- _Problem details_
Out of the lines below, please list those that hold the string "online".

***** Input data

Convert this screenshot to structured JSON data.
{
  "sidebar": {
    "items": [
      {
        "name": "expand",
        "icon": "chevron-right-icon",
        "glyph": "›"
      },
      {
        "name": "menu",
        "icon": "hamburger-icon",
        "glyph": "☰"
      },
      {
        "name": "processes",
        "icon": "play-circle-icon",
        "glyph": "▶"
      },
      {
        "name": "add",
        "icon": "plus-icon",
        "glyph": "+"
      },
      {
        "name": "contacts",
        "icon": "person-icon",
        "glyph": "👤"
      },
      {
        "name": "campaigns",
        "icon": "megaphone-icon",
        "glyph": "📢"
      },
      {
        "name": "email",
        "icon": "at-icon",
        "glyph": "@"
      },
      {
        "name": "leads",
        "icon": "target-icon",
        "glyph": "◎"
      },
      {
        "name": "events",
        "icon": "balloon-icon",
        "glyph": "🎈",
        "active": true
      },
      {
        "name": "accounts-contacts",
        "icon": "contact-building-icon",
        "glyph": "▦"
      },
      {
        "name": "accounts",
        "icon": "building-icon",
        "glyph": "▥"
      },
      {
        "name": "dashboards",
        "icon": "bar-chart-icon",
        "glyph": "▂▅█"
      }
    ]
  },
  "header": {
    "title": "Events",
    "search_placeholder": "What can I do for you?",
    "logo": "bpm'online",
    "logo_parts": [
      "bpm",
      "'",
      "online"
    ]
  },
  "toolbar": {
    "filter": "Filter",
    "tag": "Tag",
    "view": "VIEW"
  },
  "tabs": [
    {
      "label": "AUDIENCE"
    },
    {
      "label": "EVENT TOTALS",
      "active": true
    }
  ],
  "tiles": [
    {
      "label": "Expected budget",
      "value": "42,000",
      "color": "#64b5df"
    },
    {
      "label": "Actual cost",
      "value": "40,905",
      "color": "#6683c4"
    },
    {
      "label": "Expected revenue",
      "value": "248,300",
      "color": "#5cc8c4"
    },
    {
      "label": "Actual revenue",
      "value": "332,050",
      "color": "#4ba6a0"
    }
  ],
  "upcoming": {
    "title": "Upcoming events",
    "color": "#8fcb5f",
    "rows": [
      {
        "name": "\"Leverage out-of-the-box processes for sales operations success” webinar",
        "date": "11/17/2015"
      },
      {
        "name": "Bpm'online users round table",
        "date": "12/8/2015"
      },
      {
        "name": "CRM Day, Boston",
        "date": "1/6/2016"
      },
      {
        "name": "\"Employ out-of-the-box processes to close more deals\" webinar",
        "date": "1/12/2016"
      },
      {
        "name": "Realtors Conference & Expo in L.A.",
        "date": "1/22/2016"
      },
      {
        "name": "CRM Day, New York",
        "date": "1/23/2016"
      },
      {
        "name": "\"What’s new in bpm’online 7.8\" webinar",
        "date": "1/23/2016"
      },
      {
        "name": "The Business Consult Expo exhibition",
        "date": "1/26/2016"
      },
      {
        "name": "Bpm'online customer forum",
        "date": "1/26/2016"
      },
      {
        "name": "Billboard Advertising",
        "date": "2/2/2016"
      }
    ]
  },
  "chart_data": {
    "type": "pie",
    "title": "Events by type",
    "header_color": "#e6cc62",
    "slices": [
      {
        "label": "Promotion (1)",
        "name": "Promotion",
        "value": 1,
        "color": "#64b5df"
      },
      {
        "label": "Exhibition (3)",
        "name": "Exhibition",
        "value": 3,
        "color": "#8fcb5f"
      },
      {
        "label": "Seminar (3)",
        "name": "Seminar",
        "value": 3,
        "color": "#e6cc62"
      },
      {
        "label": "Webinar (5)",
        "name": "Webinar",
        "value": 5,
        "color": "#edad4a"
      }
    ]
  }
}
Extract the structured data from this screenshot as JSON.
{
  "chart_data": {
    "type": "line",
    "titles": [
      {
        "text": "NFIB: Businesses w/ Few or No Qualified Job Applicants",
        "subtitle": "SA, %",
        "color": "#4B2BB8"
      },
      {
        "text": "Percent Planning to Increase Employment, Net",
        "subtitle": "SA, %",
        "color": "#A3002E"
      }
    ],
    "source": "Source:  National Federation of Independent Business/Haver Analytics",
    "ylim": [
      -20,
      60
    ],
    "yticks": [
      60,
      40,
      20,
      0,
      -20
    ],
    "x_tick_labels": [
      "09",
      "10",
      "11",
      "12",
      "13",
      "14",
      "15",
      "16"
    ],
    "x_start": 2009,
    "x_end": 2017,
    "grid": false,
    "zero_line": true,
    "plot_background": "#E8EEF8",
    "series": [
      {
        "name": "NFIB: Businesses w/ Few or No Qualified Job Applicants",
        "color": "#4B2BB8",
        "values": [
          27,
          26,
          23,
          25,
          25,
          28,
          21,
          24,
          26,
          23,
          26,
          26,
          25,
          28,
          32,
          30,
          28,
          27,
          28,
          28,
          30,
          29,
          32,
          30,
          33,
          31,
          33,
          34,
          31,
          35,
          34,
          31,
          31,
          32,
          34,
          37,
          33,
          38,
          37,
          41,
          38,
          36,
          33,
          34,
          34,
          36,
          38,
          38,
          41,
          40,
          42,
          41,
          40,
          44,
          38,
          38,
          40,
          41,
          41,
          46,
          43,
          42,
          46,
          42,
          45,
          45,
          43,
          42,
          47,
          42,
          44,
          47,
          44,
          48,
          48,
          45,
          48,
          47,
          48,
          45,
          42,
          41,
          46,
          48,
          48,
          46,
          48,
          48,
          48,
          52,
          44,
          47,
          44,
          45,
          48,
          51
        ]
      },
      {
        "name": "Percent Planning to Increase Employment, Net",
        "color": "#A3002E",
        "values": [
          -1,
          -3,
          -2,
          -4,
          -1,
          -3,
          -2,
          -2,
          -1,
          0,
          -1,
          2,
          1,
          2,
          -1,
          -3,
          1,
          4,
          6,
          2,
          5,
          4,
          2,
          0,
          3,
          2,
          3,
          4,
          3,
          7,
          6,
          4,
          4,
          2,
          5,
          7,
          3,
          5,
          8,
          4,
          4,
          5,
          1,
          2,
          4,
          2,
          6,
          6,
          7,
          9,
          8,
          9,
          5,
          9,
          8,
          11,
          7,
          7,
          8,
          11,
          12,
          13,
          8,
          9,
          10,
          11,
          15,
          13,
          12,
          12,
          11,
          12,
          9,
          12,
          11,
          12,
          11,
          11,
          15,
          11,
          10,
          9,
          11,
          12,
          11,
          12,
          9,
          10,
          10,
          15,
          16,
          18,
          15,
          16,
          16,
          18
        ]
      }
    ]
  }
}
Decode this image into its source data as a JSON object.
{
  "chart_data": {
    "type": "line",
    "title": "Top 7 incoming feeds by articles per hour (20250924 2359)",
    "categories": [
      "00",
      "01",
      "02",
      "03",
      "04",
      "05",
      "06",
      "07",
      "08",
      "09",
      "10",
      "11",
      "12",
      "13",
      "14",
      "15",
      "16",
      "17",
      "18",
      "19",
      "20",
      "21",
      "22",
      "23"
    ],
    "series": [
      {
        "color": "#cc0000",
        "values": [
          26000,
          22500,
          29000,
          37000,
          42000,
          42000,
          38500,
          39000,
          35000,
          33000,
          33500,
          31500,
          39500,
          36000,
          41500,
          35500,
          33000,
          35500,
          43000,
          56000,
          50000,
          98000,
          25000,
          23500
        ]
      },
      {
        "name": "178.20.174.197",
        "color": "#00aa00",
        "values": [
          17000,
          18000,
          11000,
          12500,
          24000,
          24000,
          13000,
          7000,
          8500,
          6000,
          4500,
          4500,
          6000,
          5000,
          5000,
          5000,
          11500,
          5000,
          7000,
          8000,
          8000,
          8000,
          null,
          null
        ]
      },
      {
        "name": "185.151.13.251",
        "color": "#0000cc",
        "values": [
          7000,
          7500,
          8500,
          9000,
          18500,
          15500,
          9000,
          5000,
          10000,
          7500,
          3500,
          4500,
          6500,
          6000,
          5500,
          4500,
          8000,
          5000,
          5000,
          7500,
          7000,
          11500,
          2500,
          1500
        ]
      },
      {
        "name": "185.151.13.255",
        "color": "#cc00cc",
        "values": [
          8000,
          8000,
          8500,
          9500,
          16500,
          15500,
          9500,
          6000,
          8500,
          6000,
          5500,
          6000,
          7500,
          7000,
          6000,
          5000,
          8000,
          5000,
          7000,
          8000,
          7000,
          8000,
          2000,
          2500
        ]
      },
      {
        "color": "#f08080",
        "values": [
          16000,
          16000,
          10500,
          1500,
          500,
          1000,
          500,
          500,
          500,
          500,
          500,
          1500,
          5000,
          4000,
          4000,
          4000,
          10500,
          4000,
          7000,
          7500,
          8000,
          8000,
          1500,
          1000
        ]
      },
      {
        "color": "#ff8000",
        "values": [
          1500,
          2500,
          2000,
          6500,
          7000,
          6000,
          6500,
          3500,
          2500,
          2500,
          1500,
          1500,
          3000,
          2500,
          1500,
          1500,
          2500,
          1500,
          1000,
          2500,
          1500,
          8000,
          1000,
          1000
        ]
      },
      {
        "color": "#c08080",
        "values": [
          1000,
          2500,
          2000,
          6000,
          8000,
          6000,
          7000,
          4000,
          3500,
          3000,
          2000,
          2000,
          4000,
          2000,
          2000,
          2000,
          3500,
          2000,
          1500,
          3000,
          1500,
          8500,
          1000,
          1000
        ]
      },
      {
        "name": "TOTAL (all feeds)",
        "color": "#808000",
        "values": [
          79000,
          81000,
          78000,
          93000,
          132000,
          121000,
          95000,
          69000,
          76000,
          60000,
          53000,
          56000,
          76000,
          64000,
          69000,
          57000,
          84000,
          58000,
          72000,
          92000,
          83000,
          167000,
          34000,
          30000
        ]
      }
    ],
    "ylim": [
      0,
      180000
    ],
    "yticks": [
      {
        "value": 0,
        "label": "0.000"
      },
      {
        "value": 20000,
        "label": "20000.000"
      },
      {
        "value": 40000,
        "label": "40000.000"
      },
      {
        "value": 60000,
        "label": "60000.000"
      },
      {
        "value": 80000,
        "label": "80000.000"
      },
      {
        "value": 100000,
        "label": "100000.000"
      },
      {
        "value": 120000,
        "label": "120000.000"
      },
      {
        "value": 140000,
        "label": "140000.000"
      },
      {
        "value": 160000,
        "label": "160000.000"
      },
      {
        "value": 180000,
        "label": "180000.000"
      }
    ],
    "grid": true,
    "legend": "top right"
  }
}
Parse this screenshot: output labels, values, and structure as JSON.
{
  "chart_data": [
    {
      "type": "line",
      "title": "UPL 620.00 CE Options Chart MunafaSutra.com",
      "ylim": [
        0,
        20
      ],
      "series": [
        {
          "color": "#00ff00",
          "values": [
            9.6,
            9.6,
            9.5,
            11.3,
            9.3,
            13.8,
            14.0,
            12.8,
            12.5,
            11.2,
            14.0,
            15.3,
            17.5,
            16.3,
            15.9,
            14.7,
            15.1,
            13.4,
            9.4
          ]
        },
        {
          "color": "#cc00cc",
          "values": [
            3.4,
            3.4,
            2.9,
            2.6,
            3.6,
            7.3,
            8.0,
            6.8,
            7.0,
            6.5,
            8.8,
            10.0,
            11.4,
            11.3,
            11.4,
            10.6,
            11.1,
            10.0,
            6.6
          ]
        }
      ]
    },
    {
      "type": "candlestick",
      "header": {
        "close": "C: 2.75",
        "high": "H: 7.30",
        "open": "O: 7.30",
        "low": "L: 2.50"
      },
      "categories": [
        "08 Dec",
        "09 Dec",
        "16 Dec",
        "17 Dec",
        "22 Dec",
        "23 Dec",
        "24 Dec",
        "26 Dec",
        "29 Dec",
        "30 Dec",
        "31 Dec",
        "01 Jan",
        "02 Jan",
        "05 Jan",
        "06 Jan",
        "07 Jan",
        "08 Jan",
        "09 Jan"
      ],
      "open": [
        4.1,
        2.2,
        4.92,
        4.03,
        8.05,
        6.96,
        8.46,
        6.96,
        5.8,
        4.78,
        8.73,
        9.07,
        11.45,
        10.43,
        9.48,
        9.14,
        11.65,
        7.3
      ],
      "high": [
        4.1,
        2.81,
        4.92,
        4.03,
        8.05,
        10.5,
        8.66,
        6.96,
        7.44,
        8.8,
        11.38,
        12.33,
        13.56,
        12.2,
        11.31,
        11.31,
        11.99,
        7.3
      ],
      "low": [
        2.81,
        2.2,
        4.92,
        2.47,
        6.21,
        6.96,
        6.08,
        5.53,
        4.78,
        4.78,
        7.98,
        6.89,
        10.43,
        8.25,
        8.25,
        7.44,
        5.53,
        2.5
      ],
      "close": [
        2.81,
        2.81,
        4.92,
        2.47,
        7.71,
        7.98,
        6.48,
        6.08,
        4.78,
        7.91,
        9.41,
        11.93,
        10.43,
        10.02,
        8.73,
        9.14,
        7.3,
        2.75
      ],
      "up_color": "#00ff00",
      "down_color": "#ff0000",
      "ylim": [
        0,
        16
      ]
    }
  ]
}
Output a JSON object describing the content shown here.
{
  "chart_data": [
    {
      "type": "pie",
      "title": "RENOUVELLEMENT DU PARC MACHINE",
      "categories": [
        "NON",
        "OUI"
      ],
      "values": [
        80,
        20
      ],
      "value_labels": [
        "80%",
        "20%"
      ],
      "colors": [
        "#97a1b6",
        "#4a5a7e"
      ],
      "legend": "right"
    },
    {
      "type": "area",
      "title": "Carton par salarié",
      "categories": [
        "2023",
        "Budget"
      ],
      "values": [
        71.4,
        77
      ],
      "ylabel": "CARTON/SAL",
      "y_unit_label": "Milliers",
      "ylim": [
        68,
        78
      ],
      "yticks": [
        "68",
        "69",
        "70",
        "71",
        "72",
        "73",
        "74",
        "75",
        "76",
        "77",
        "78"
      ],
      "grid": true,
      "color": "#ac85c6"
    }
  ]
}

**********

- _Result below_
    "logo": "bpm'online",
      "online"
        "name": "Bpm'online users round table",
        "name": "\"What’s new in bpm’online 7.8\" webinar",
        "name": "Bpm'online customer forum",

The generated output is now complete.